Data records
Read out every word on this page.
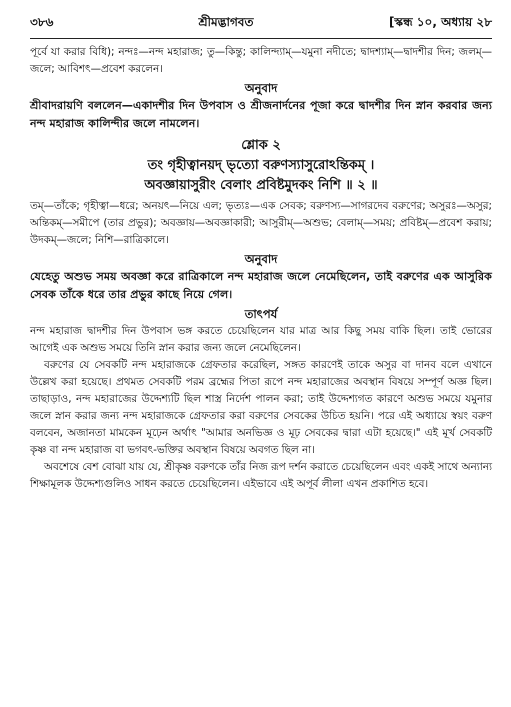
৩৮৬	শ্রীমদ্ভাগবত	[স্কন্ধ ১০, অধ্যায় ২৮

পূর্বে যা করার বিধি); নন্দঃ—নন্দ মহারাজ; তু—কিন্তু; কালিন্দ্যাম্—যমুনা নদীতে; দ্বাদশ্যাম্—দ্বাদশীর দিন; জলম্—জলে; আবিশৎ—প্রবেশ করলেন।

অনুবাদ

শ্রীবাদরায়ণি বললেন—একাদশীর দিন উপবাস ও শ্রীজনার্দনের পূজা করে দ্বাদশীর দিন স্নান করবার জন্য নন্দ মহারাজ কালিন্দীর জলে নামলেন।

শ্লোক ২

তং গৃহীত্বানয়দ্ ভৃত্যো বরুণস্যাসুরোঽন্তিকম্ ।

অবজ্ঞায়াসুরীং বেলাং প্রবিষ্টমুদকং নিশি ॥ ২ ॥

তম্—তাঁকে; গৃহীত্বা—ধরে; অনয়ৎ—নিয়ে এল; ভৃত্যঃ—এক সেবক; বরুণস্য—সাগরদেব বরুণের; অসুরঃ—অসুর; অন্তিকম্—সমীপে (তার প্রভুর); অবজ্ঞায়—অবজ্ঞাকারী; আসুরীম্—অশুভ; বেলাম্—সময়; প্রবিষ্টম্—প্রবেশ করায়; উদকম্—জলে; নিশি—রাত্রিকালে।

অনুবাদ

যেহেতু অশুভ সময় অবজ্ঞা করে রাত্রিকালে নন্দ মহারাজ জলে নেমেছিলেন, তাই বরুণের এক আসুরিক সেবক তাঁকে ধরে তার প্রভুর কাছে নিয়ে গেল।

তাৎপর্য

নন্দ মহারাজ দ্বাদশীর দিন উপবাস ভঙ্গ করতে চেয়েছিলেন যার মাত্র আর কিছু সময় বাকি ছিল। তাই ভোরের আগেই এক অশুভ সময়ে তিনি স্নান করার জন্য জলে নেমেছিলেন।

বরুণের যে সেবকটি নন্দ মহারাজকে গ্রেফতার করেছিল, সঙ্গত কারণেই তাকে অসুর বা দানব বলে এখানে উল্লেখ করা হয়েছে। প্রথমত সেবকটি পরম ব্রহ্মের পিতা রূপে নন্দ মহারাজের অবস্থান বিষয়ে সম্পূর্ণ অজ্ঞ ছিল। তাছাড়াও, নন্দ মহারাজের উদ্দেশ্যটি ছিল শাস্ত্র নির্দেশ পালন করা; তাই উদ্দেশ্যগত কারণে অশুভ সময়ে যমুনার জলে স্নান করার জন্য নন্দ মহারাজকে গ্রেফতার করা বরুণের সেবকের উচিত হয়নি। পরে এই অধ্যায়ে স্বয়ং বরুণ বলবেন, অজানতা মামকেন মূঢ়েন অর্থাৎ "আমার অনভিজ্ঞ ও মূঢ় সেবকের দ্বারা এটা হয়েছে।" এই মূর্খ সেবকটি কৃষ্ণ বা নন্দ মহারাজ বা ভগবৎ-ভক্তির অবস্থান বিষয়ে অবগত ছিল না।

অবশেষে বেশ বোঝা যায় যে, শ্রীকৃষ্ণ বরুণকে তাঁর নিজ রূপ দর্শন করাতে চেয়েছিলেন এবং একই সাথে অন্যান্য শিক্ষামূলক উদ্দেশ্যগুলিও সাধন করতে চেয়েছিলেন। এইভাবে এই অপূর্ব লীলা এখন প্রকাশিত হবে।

## Do this
Quote the data exactly, leaving every image out of the copy.

## Exercise output
Read out every word on this page.
৩৮৬	শ্রীমদ্ভাগবত	[স্কন্ধ ১০, অধ্যায় ২৮

পূর্বে যা করার বিধি); নন্দঃ—নন্দ মহারাজ; তু—কিন্তু; কালিন্দ্যাম্—যমুনা নদীতে; দ্বাদশ্যাম্—দ্বাদশীর দিন; জলম্—জলে; আবিশৎ—প্রবেশ করলেন।

অনুবাদ

শ্রীবাদরায়ণি বললেন—একাদশীর দিন উপবাস ও শ্রীজনার্দনের পূজা করে দ্বাদশীর দিন স্নান করবার জন্য নন্দ মহারাজ কালিন্দীর জলে নামলেন।

শ্লোক ২

তং গৃহীত্বানয়দ্ ভৃত্যো বরুণস্যাসুরোঽন্তিকম্ ।

অবজ্ঞায়াসুরীং বেলাং প্রবিষ্টমুদকং নিশি ॥ ২ ॥

তম্—তাঁকে; গৃহীত্বা—ধরে; অনয়ৎ—নিয়ে এল; ভৃত্যঃ—এক সেবক; বরুণস্য—সাগরদেব বরুণের; অসুরঃ—অসুর; অন্তিকম্—সমীপে (তার প্রভুর); অবজ্ঞায়—অবজ্ঞাকারী; আসুরীম্—অশুভ; বেলাম্—সময়; প্রবিষ্টম্—প্রবেশ করায়; উদকম্—জলে; নিশি—রাত্রিকালে।

অনুবাদ

যেহেতু অশুভ সময় অবজ্ঞা করে রাত্রিকালে নন্দ মহারাজ জলে নেমেছিলেন, তাই বরুণের এক আসুরিক সেবক তাঁকে ধরে তার প্রভুর কাছে নিয়ে গেল।

তাৎপর্য

নন্দ মহারাজ দ্বাদশীর দিন উপবাস ভঙ্গ করতে চেয়েছিলেন যার মাত্র আর কিছু সময় বাকি ছিল। তাই ভোরের আগেই এক অশুভ সময়ে তিনি স্নান করার জন্য জলে নেমেছিলেন।

বরুণের যে সেবকটি নন্দ মহারাজকে গ্রেফতার করেছিল, সঙ্গত কারণেই তাকে অসুর বা দানব বলে এখানে উল্লেখ করা হয়েছে। প্রথমত সেবকটি পরম ব্রহ্মের পিতা রূপে নন্দ মহারাজের অবস্থান বিষয়ে সম্পূর্ণ অজ্ঞ ছিল। তাছাড়াও, নন্দ মহারাজের উদ্দেশ্যটি ছিল শাস্ত্র নির্দেশ পালন করা; তাই উদ্দেশ্যগত কারণে অশুভ সময়ে যমুনার জলে স্নান করার জন্য নন্দ মহারাজকে গ্রেফতার করা বরুণের সেবকের উচিত হয়নি। পরে এই অধ্যায়ে স্বয়ং বরুণ বলবেন, অজানতা মামকেন মূঢ়েন অর্থাৎ "আমার অনভিজ্ঞ ও মূঢ় সেবকের দ্বারা এটা হয়েছে।" এই মূর্খ সেবকটি কৃষ্ণ বা নন্দ মহারাজ বা ভগবৎ-ভক্তির অবস্থান বিষয়ে অবগত ছিল না।

অবশেষে বেশ বোঝা যায় যে, শ্রীকৃষ্ণ বরুণকে তাঁর নিজ রূপ দর্শন করাতে চেয়েছিলেন এবং একই সাথে অন্যান্য শিক্ষামূলক উদ্দেশ্যগুলিও সাধন করতে চেয়েছিলেন। এইভাবে এই অপূর্ব লীলা এখন প্রকাশিত হবে।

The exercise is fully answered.